EXERCISE DIRECTIONS: Copy out every line that contains "color".

RECORD EXCERPTS:
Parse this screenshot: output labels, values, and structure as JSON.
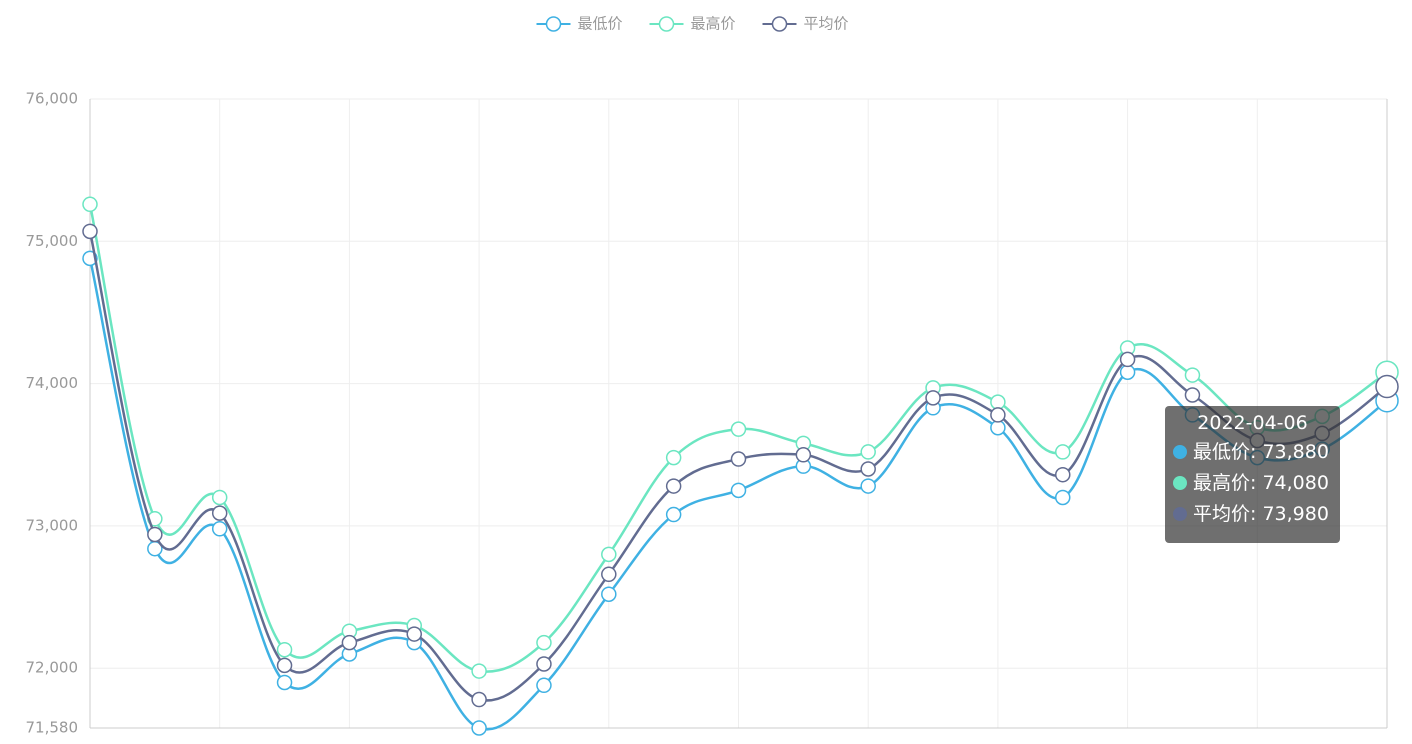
{
  "chart_data": {
    "type": "line",
    "categories": [
      null,
      null,
      null,
      null,
      null,
      null,
      null,
      null,
      null,
      null,
      null,
      null,
      null,
      null,
      null,
      null,
      null,
      null,
      null,
      null,
      "2022-04-06"
    ],
    "series": [
      {
        "name": "最低价",
        "color": "#3fb1e3",
        "values": [
          74880,
          72840,
          72980,
          71900,
          72100,
          72180,
          71580,
          71880,
          72520,
          73080,
          73250,
          73420,
          73280,
          73830,
          73690,
          73200,
          74080,
          73780,
          73480,
          73540,
          73880
        ]
      },
      {
        "name": "最高价",
        "color": "#6be6c1",
        "values": [
          75260,
          73050,
          73200,
          72130,
          72260,
          72300,
          71980,
          72180,
          72800,
          73480,
          73680,
          73580,
          73520,
          73970,
          73870,
          73520,
          74250,
          74060,
          73690,
          73770,
          74080
        ]
      },
      {
        "name": "平均价",
        "color": "#626c91",
        "values": [
          75070,
          72940,
          73090,
          72020,
          72180,
          72240,
          71780,
          72030,
          72660,
          73280,
          73470,
          73500,
          73400,
          73900,
          73780,
          73360,
          74170,
          73920,
          73600,
          73650,
          73980
        ]
      }
    ],
    "ylim": [
      71580,
      76000
    ],
    "yticks": [
      {
        "value": 71580,
        "label": "71,580"
      },
      {
        "value": 72000,
        "label": "72,000"
      },
      {
        "value": 73000,
        "label": "73,000"
      },
      {
        "value": 74000,
        "label": "74,000"
      },
      {
        "value": 75000,
        "label": "75,000"
      },
      {
        "value": 76000,
        "label": "76,000"
      }
    ],
    "grid": true,
    "smooth": true,
    "legend": "top",
    "tooltip": {
      "value_labels": [
        "73,880",
        "74,080",
        "73,980"
      ]
    }
  }
}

SOLUTION FOR THIS PROBLEM:
        "color": "#3fb1e3",
        "color": "#6be6c1",
        "color": "#626c91",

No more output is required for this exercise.